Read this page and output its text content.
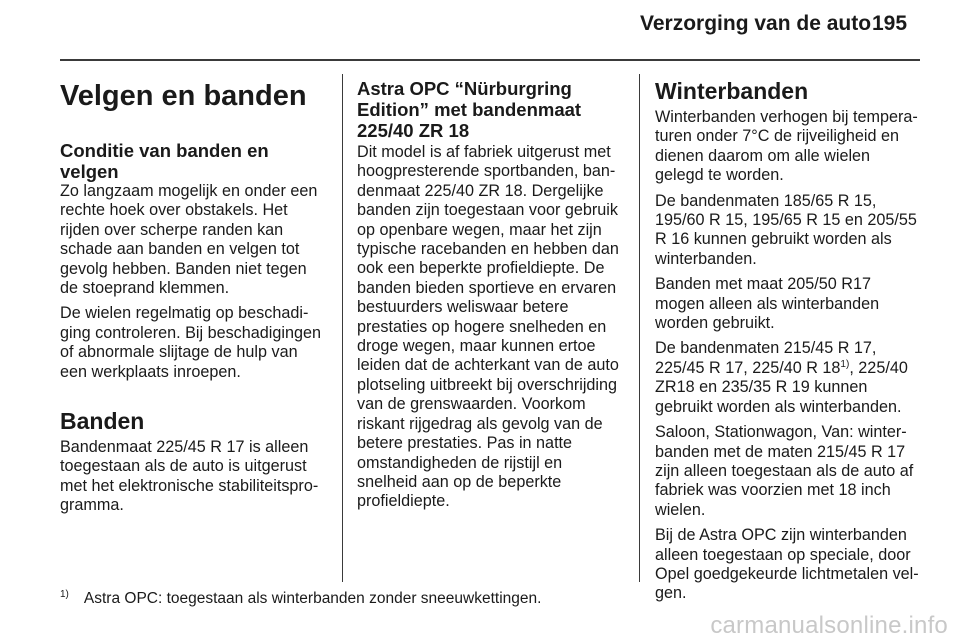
Verzorging van de auto 195
Velgen en banden
Conditie van banden en velgen

Zo langzaam mogelijk en onder een rechte hoek over obstakels. Het rijden over scherpe randen kan schade aan banden en velgen tot gevolg hebben. Banden niet tegen de stoeprand klemmen.

De wielen regelmatig op beschadiging controleren. Bij beschadigingen of abnormale slijtage de hulp van een werkplaats inroepen.

Banden

Bandenmaat 225/45 R 17 is alleen toegestaan als de auto is uitgerust met het elektronische stabiliteitsprogramma.

Astra OPC “Nürburgring Edition” met bandenmaat
225/40 ZR 18

Dit model is af fabriek uitgerust met hoogpresterende sportbanden, bandenmaat 225/40 ZR 18. Dergelijke banden zijn toegestaan voor gebruik op openbare wegen, maar het zijn typische racebanden en hebben dan ook een beperkte profieldiepte. De banden bieden sportieve en ervaren bestuurders weliswaar betere prestaties op hogere snelheden en droge wegen, maar kunnen ertoe leiden dat de achterkant van de auto plotseling uitbreekt bij overschrijding van de grenswaarden. Voorkom riskant rijgedrag als gevolg van de betere prestaties. Pas in natte omstandigheden de rijstijl en snelheid aan op de beperkte profieldiepte.

Winterbanden

Winterbanden verhogen bij temperaturen onder 7°C de rijveiligheid en dienen daarom om alle wielen gelegd te worden.

De bandenmaten 185/65 R 15, 195/60 R 15, 195/65 R 15 en 205/55 R 16 kunnen gebruikt worden als winterbanden.

Banden met maat 205/50 R17 mogen alleen als winterbanden worden gebruikt.

De bandenmaten 215/45 R 17, 225/45 R 17, 225/40 R 18$^{1)}$, 225/40 ZR18 en 235/35 R 19 kunnen gebruikt worden als winterbanden.

Saloon, Stationwagon, Van: winterbanden met de maten 215/45 R 17 zijn alleen toegestaan als de auto af fabriek was voorzien met 18 inch wielen.

Bij de Astra OPC zijn winterbanden alleen toegestaan op speciale, door Opel goedgekeurde lichtmetalen velgen.

$^{1)}$ Astra OPC: toegestaan als winterbanden zonder sneeuwkettingen.
carmanualsonline.info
**********
▸ WORK TO BE COMPLETED:
Give an exact copy of the material, leaving out every picture.

▸ THE REPLY:
Read this page and output its text content.
Verzorging van de auto 195
Velgen en banden
Conditie van banden en velgen

Zo langzaam mogelijk en onder een rechte hoek over obstakels. Het rijden over scherpe randen kan schade aan banden en velgen tot gevolg hebben. Banden niet tegen de stoeprand klemmen.

De wielen regelmatig op beschadiging controleren. Bij beschadigingen of abnormale slijtage de hulp van een werkplaats inroepen.

Banden

Bandenmaat 225/45 R 17 is alleen toegestaan als de auto is uitgerust met het elektronische stabiliteitsprogramma.

Astra OPC “Nürburgring Edition” met bandenmaat
225/40 ZR 18

Dit model is af fabriek uitgerust met hoogpresterende sportbanden, bandenmaat 225/40 ZR 18. Dergelijke banden zijn toegestaan voor gebruik op openbare wegen, maar het zijn typische racebanden en hebben dan ook een beperkte profieldiepte. De banden bieden sportieve en ervaren bestuurders weliswaar betere prestaties op hogere snelheden en droge wegen, maar kunnen ertoe leiden dat de achterkant van de auto plotseling uitbreekt bij overschrijding van de grenswaarden. Voorkom riskant rijgedrag als gevolg van de betere prestaties. Pas in natte omstandigheden de rijstijl en snelheid aan op de beperkte profieldiepte.

Winterbanden

Winterbanden verhogen bij temperaturen onder 7°C de rijveiligheid en dienen daarom om alle wielen gelegd te worden.

De bandenmaten 185/65 R 15, 195/60 R 15, 195/65 R 15 en 205/55 R 16 kunnen gebruikt worden als winterbanden.

Banden met maat 205/50 R17 mogen alleen als winterbanden worden gebruikt.

De bandenmaten 215/45 R 17, 225/45 R 17, 225/40 R 18$^{1)}$, 225/40 ZR18 en 235/35 R 19 kunnen gebruikt worden als winterbanden.

Saloon, Stationwagon, Van: winterbanden met de maten 215/45 R 17 zijn alleen toegestaan als de auto af fabriek was voorzien met 18 inch wielen.

Bij de Astra OPC zijn winterbanden alleen toegestaan op speciale, door Opel goedgekeurde lichtmetalen velgen.

$^{1)}$ Astra OPC: toegestaan als winterbanden zonder sneeuwkettingen.
carmanualsonline.info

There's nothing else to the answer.